### STORED RECORDS
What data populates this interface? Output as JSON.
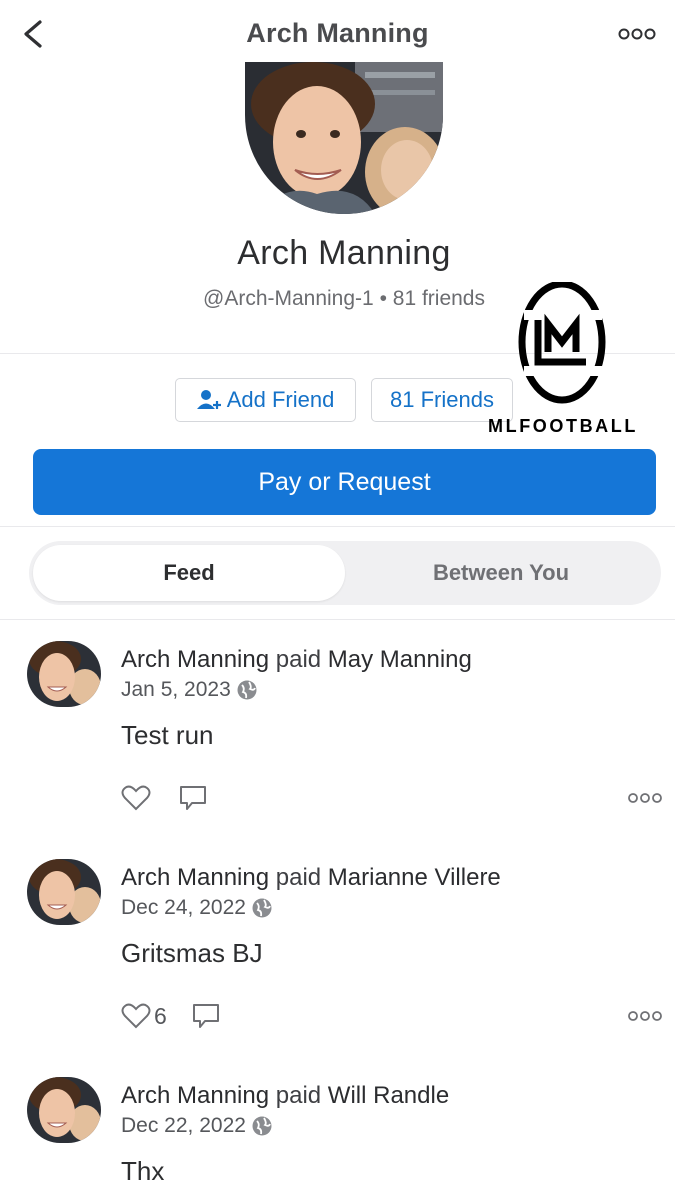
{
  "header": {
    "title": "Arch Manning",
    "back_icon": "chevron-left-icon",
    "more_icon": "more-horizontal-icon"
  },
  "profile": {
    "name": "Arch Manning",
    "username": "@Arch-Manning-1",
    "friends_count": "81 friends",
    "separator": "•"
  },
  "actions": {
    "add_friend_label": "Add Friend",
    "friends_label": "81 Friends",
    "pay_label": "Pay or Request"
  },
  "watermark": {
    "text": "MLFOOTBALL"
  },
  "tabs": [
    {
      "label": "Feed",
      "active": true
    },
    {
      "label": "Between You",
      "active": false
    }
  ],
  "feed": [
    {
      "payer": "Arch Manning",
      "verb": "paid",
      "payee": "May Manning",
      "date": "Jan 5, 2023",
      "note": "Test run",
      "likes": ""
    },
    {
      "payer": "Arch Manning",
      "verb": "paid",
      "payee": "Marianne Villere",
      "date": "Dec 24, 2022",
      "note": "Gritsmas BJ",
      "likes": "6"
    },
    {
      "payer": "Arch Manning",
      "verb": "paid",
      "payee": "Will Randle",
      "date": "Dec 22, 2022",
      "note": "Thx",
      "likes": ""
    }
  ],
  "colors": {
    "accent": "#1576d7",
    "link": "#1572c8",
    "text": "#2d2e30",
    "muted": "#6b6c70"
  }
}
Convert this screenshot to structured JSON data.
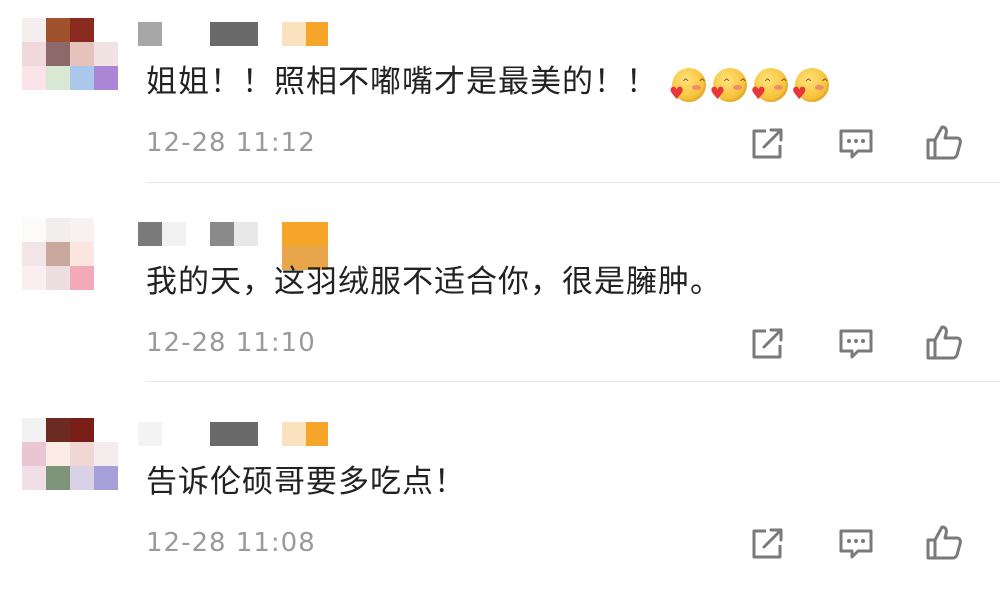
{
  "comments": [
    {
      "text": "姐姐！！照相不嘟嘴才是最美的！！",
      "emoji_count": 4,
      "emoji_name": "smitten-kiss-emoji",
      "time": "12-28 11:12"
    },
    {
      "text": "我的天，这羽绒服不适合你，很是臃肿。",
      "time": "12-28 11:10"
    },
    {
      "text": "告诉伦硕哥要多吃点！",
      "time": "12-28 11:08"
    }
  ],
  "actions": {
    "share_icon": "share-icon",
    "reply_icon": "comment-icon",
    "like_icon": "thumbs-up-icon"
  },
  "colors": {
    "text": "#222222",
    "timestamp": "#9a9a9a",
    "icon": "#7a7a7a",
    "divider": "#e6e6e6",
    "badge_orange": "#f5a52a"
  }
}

### TASK DETAILS
Quote the material in full and exactly; do not carry over its pictures.

### TASK SOLUTION
What data populates this interface? Output as JSON.
{
  "header": {
    "title": "Arch Manning",
    "back_icon": "chevron-left-icon",
    "more_icon": "more-horizontal-icon"
  },
  "profile": {
    "name": "Arch Manning",
    "username": "@Arch-Manning-1",
    "friends_count": "81 friends",
    "separator": "•"
  },
  "actions": {
    "add_friend_label": "Add Friend",
    "friends_label": "81 Friends",
    "pay_label": "Pay or Request"
  },
  "watermark": {
    "text": "MLFOOTBALL"
  },
  "tabs": [
    {
      "label": "Feed",
      "active": true
    },
    {
      "label": "Between You",
      "active": false
    }
  ],
  "feed": [
    {
      "payer": "Arch Manning",
      "verb": "paid",
      "payee": "May Manning",
      "date": "Jan 5, 2023",
      "note": "Test run",
      "likes": ""
    },
    {
      "payer": "Arch Manning",
      "verb": "paid",
      "payee": "Marianne Villere",
      "date": "Dec 24, 2022",
      "note": "Gritsmas BJ",
      "likes": "6"
    },
    {
      "payer": "Arch Manning",
      "verb": "paid",
      "payee": "Will Randle",
      "date": "Dec 22, 2022",
      "note": "Thx",
      "likes": ""
    }
  ],
  "colors": {
    "accent": "#1576d7",
    "link": "#1572c8",
    "text": "#2d2e30",
    "muted": "#6b6c70"
  }
}
Convert this screenshot to structured JSON data.
{
  "comments": [
    {
      "text": "姐姐！！照相不嘟嘴才是最美的！！",
      "emoji_count": 4,
      "emoji_name": "smitten-kiss-emoji",
      "time": "12-28 11:12"
    },
    {
      "text": "我的天，这羽绒服不适合你，很是臃肿。",
      "time": "12-28 11:10"
    },
    {
      "text": "告诉伦硕哥要多吃点！",
      "time": "12-28 11:08"
    }
  ],
  "actions": {
    "share_icon": "share-icon",
    "reply_icon": "comment-icon",
    "like_icon": "thumbs-up-icon"
  },
  "colors": {
    "text": "#222222",
    "timestamp": "#9a9a9a",
    "icon": "#7a7a7a",
    "divider": "#e6e6e6",
    "badge_orange": "#f5a52a"
  }
}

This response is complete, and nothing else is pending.